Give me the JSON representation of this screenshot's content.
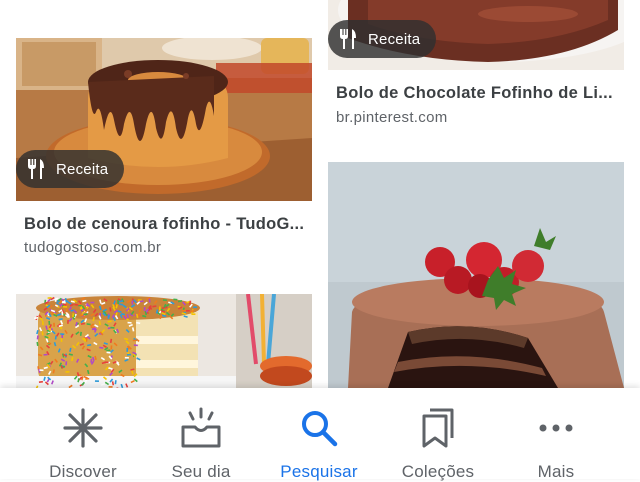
{
  "results": [
    {
      "badge": "Receita",
      "title": "Bolo de Chocolate Fofinho de Li...",
      "source": "br.pinterest.com"
    },
    {
      "badge": "Receita",
      "title": "Bolo de cenoura fofinho - TudoG...",
      "source": "tudogostoso.com.br"
    }
  ],
  "nav": {
    "items": [
      {
        "label": "Discover",
        "icon": "asterisk-icon"
      },
      {
        "label": "Seu dia",
        "icon": "sunrise-icon"
      },
      {
        "label": "Pesquisar",
        "icon": "search-icon"
      },
      {
        "label": "Coleções",
        "icon": "collections-icon"
      },
      {
        "label": "Mais",
        "icon": "more-icon"
      }
    ],
    "active_color": "#1a73e8",
    "inactive_color": "#5f6368"
  }
}
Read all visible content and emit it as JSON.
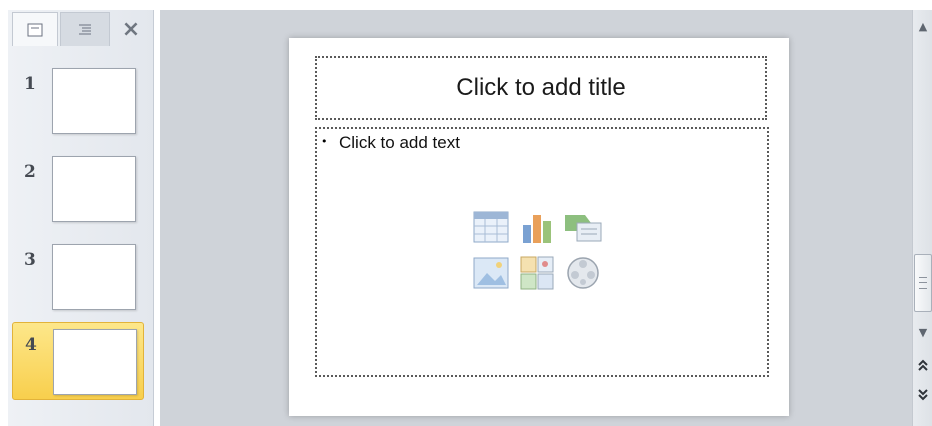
{
  "thumbnail_pane": {
    "tabs": [
      {
        "name": "slides-tab",
        "icon": "slide-icon"
      },
      {
        "name": "outline-tab",
        "icon": "outline-icon"
      }
    ],
    "close_label": "×",
    "slides": [
      {
        "number": "1",
        "selected": false
      },
      {
        "number": "2",
        "selected": false
      },
      {
        "number": "3",
        "selected": false
      },
      {
        "number": "4",
        "selected": true
      }
    ]
  },
  "slide": {
    "title_placeholder": "Click to add title",
    "content_bullet": "•",
    "content_placeholder": "Click to add text",
    "insert_icons": [
      "insert-table-icon",
      "insert-chart-icon",
      "insert-smartart-icon",
      "insert-picture-icon",
      "insert-clip-art-icon",
      "insert-media-icon"
    ]
  },
  "scrollbar": {
    "up_arrow": "▲",
    "down_arrow": "▼"
  },
  "colors": {
    "selected_slide": "#f8cf4d",
    "pane_bg": "#e3e7ed",
    "editor_bg": "#cfd3d9"
  }
}
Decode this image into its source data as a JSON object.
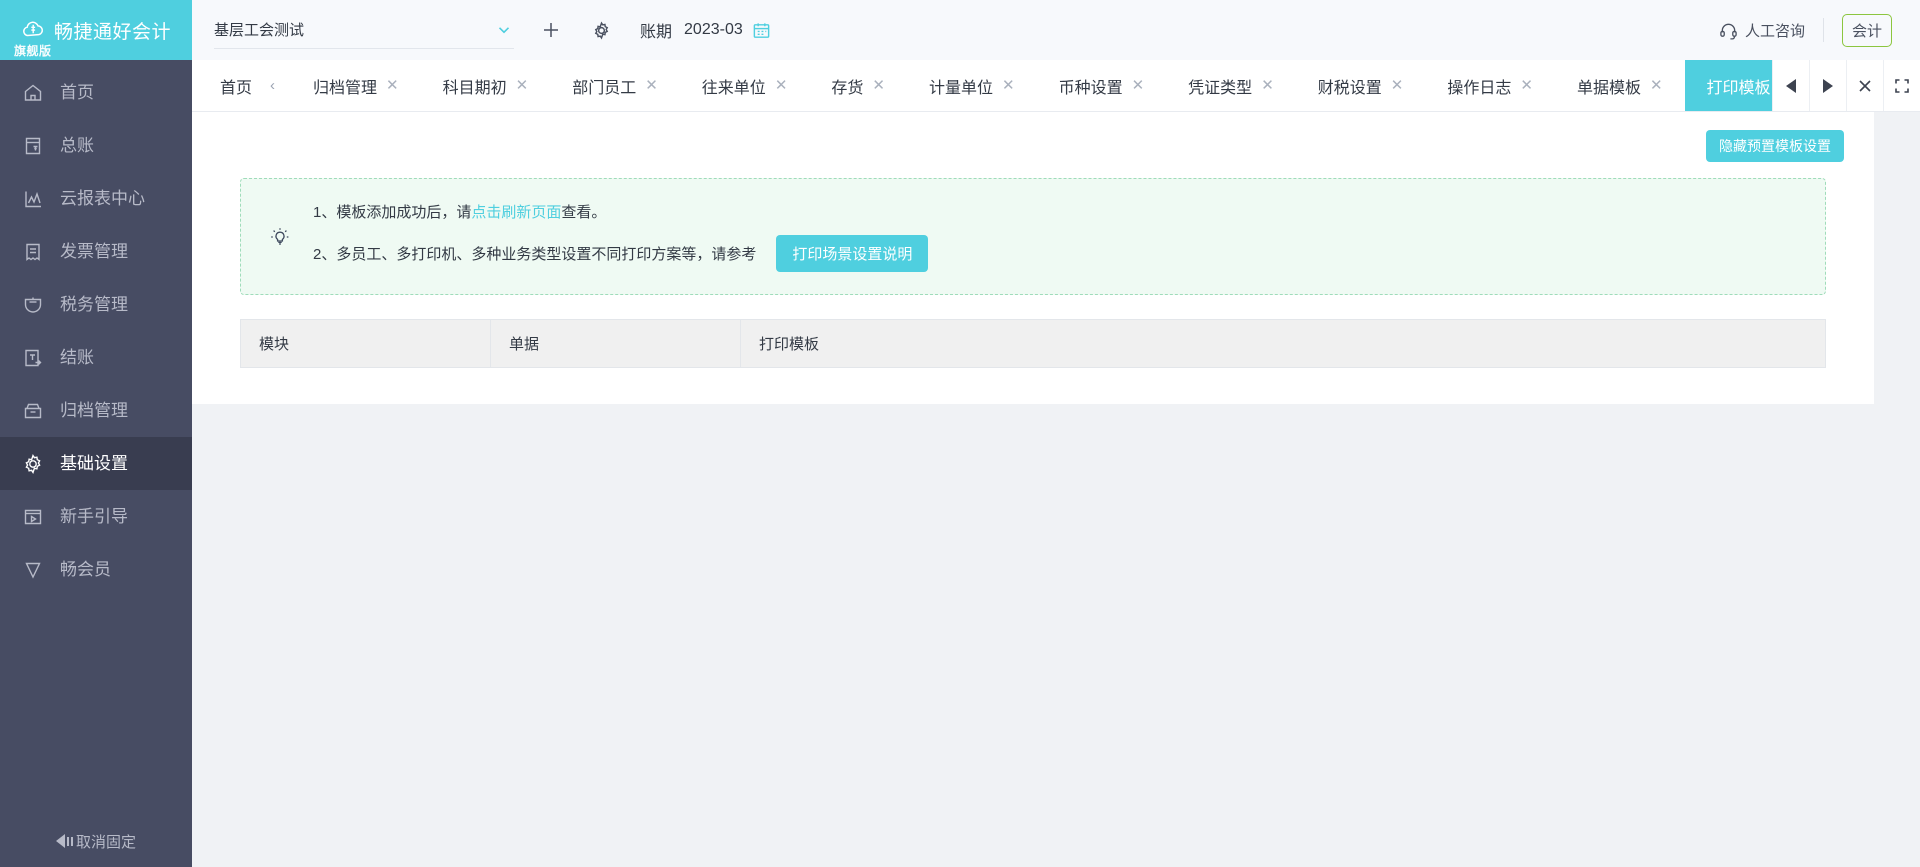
{
  "brand": {
    "name": "畅捷通好会计",
    "edition": "旗舰版",
    "accent": "#4fcfdf",
    "sidebar_bg": "#474c63"
  },
  "sidebar": {
    "items": [
      {
        "label": "首页",
        "icon": "home-icon",
        "active": false
      },
      {
        "label": "总账",
        "icon": "ledger-icon",
        "active": false
      },
      {
        "label": "云报表中心",
        "icon": "chart-icon",
        "active": false
      },
      {
        "label": "发票管理",
        "icon": "invoice-icon",
        "active": false
      },
      {
        "label": "税务管理",
        "icon": "tax-icon",
        "active": false
      },
      {
        "label": "结账",
        "icon": "settle-icon",
        "active": false
      },
      {
        "label": "归档管理",
        "icon": "archive-icon",
        "active": false
      },
      {
        "label": "基础设置",
        "icon": "gear-icon",
        "active": true
      },
      {
        "label": "新手引导",
        "icon": "guide-icon",
        "active": false
      },
      {
        "label": "畅会员",
        "icon": "vip-icon",
        "active": false
      }
    ],
    "pin_label": "取消固定"
  },
  "topbar": {
    "company": "基层工会测试",
    "period_label": "账期",
    "period_value": "2023-03",
    "support_label": "人工咨询",
    "role_badge": "会计",
    "role_badge_border": "#8cc63f"
  },
  "tabstrip": {
    "home_label": "首页",
    "tabs": [
      {
        "label": "归档管理",
        "active": false
      },
      {
        "label": "科目期初",
        "active": false
      },
      {
        "label": "部门员工",
        "active": false
      },
      {
        "label": "往来单位",
        "active": false
      },
      {
        "label": "存货",
        "active": false
      },
      {
        "label": "计量单位",
        "active": false
      },
      {
        "label": "币种设置",
        "active": false
      },
      {
        "label": "凭证类型",
        "active": false
      },
      {
        "label": "财税设置",
        "active": false
      },
      {
        "label": "操作日志",
        "active": false
      },
      {
        "label": "单据模板",
        "active": false
      },
      {
        "label": "打印模板",
        "active": true
      }
    ],
    "close_glyph": "✕"
  },
  "main": {
    "hide_preset_button": "隐藏预置模板设置",
    "notice": {
      "line1_prefix": "1、模板添加成功后，请",
      "line1_link": "点击刷新页面",
      "line1_suffix": "查看。",
      "line2_text": "2、多员工、多打印机、多种业务类型设置不同打印方案等，请参考",
      "line2_button": "打印场景设置说明"
    },
    "table": {
      "columns": [
        "模块",
        "单据",
        "打印模板"
      ],
      "rows": []
    }
  }
}
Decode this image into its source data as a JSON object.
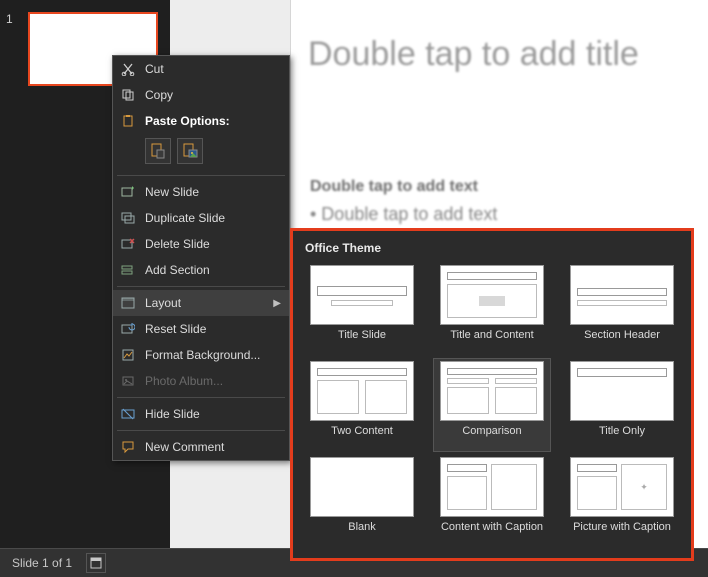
{
  "thumb_panel": {
    "slide_number": "1"
  },
  "canvas": {
    "title_placeholder": "Double tap to add title",
    "body_heading": "Double tap to add text",
    "body_bullet": "• Double tap to add text"
  },
  "status_bar": {
    "pager": "Slide 1 of 1"
  },
  "context_menu": {
    "cut": "Cut",
    "copy": "Copy",
    "paste_options": "Paste Options:",
    "new_slide": "New Slide",
    "duplicate_slide": "Duplicate Slide",
    "delete_slide": "Delete Slide",
    "add_section": "Add Section",
    "layout": "Layout",
    "reset_slide": "Reset Slide",
    "format_background": "Format Background...",
    "photo_album": "Photo Album...",
    "hide_slide": "Hide Slide",
    "new_comment": "New Comment"
  },
  "layout_flyout": {
    "header": "Office Theme",
    "items": [
      "Title Slide",
      "Title and Content",
      "Section Header",
      "Two Content",
      "Comparison",
      "Title Only",
      "Blank",
      "Content with Caption",
      "Picture with Caption"
    ],
    "selected_index": 4
  }
}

REQUIREMENT
Repeat the full listing above exactly, with no pictures in the copy.

CORRECT RESPONSE
Give me the JSON representation of this screenshot's content.
{
  "results": [
    {
      "badge": "Receita",
      "title": "Bolo de Chocolate Fofinho de Li...",
      "source": "br.pinterest.com"
    },
    {
      "badge": "Receita",
      "title": "Bolo de cenoura fofinho - TudoG...",
      "source": "tudogostoso.com.br"
    }
  ],
  "nav": {
    "items": [
      {
        "label": "Discover",
        "icon": "asterisk-icon"
      },
      {
        "label": "Seu dia",
        "icon": "sunrise-icon"
      },
      {
        "label": "Pesquisar",
        "icon": "search-icon"
      },
      {
        "label": "Coleções",
        "icon": "collections-icon"
      },
      {
        "label": "Mais",
        "icon": "more-icon"
      }
    ],
    "active_color": "#1a73e8",
    "inactive_color": "#5f6368"
  }
}
Read all visible content and emit it as JSON.
{
  "thumbnail_pane": {
    "tabs": [
      {
        "name": "slides-tab",
        "icon": "slide-icon"
      },
      {
        "name": "outline-tab",
        "icon": "outline-icon"
      }
    ],
    "close_label": "×",
    "slides": [
      {
        "number": "1",
        "selected": false
      },
      {
        "number": "2",
        "selected": false
      },
      {
        "number": "3",
        "selected": false
      },
      {
        "number": "4",
        "selected": true
      }
    ]
  },
  "slide": {
    "title_placeholder": "Click to add title",
    "content_bullet": "•",
    "content_placeholder": "Click to add text",
    "insert_icons": [
      "insert-table-icon",
      "insert-chart-icon",
      "insert-smartart-icon",
      "insert-picture-icon",
      "insert-clip-art-icon",
      "insert-media-icon"
    ]
  },
  "scrollbar": {
    "up_arrow": "▲",
    "down_arrow": "▼"
  },
  "colors": {
    "selected_slide": "#f8cf4d",
    "pane_bg": "#e3e7ed",
    "editor_bg": "#cfd3d9"
  }
}
Decode this image into its source data as a JSON object.
{
  "brand": {
    "name": "畅捷通好会计",
    "edition": "旗舰版",
    "accent": "#4fcfdf",
    "sidebar_bg": "#474c63"
  },
  "sidebar": {
    "items": [
      {
        "label": "首页",
        "icon": "home-icon",
        "active": false
      },
      {
        "label": "总账",
        "icon": "ledger-icon",
        "active": false
      },
      {
        "label": "云报表中心",
        "icon": "chart-icon",
        "active": false
      },
      {
        "label": "发票管理",
        "icon": "invoice-icon",
        "active": false
      },
      {
        "label": "税务管理",
        "icon": "tax-icon",
        "active": false
      },
      {
        "label": "结账",
        "icon": "settle-icon",
        "active": false
      },
      {
        "label": "归档管理",
        "icon": "archive-icon",
        "active": false
      },
      {
        "label": "基础设置",
        "icon": "gear-icon",
        "active": true
      },
      {
        "label": "新手引导",
        "icon": "guide-icon",
        "active": false
      },
      {
        "label": "畅会员",
        "icon": "vip-icon",
        "active": false
      }
    ],
    "pin_label": "取消固定"
  },
  "topbar": {
    "company": "基层工会测试",
    "period_label": "账期",
    "period_value": "2023-03",
    "support_label": "人工咨询",
    "role_badge": "会计",
    "role_badge_border": "#8cc63f"
  },
  "tabstrip": {
    "home_label": "首页",
    "tabs": [
      {
        "label": "归档管理",
        "active": false
      },
      {
        "label": "科目期初",
        "active": false
      },
      {
        "label": "部门员工",
        "active": false
      },
      {
        "label": "往来单位",
        "active": false
      },
      {
        "label": "存货",
        "active": false
      },
      {
        "label": "计量单位",
        "active": false
      },
      {
        "label": "币种设置",
        "active": false
      },
      {
        "label": "凭证类型",
        "active": false
      },
      {
        "label": "财税设置",
        "active": false
      },
      {
        "label": "操作日志",
        "active": false
      },
      {
        "label": "单据模板",
        "active": false
      },
      {
        "label": "打印模板",
        "active": true
      }
    ],
    "close_glyph": "✕"
  },
  "main": {
    "hide_preset_button": "隐藏预置模板设置",
    "notice": {
      "line1_prefix": "1、模板添加成功后，请",
      "line1_link": "点击刷新页面",
      "line1_suffix": "查看。",
      "line2_text": "2、多员工、多打印机、多种业务类型设置不同打印方案等，请参考",
      "line2_button": "打印场景设置说明"
    },
    "table": {
      "columns": [
        "模块",
        "单据",
        "打印模板"
      ],
      "rows": []
    }
  }
}
Decode this image into its source data as a JSON object.
{
  "thumb_panel": {
    "slide_number": "1"
  },
  "canvas": {
    "title_placeholder": "Double tap to add title",
    "body_heading": "Double tap to add text",
    "body_bullet": "• Double tap to add text"
  },
  "status_bar": {
    "pager": "Slide 1 of 1"
  },
  "context_menu": {
    "cut": "Cut",
    "copy": "Copy",
    "paste_options": "Paste Options:",
    "new_slide": "New Slide",
    "duplicate_slide": "Duplicate Slide",
    "delete_slide": "Delete Slide",
    "add_section": "Add Section",
    "layout": "Layout",
    "reset_slide": "Reset Slide",
    "format_background": "Format Background...",
    "photo_album": "Photo Album...",
    "hide_slide": "Hide Slide",
    "new_comment": "New Comment"
  },
  "layout_flyout": {
    "header": "Office Theme",
    "items": [
      "Title Slide",
      "Title and Content",
      "Section Header",
      "Two Content",
      "Comparison",
      "Title Only",
      "Blank",
      "Content with Caption",
      "Picture with Caption"
    ],
    "selected_index": 4
  }
}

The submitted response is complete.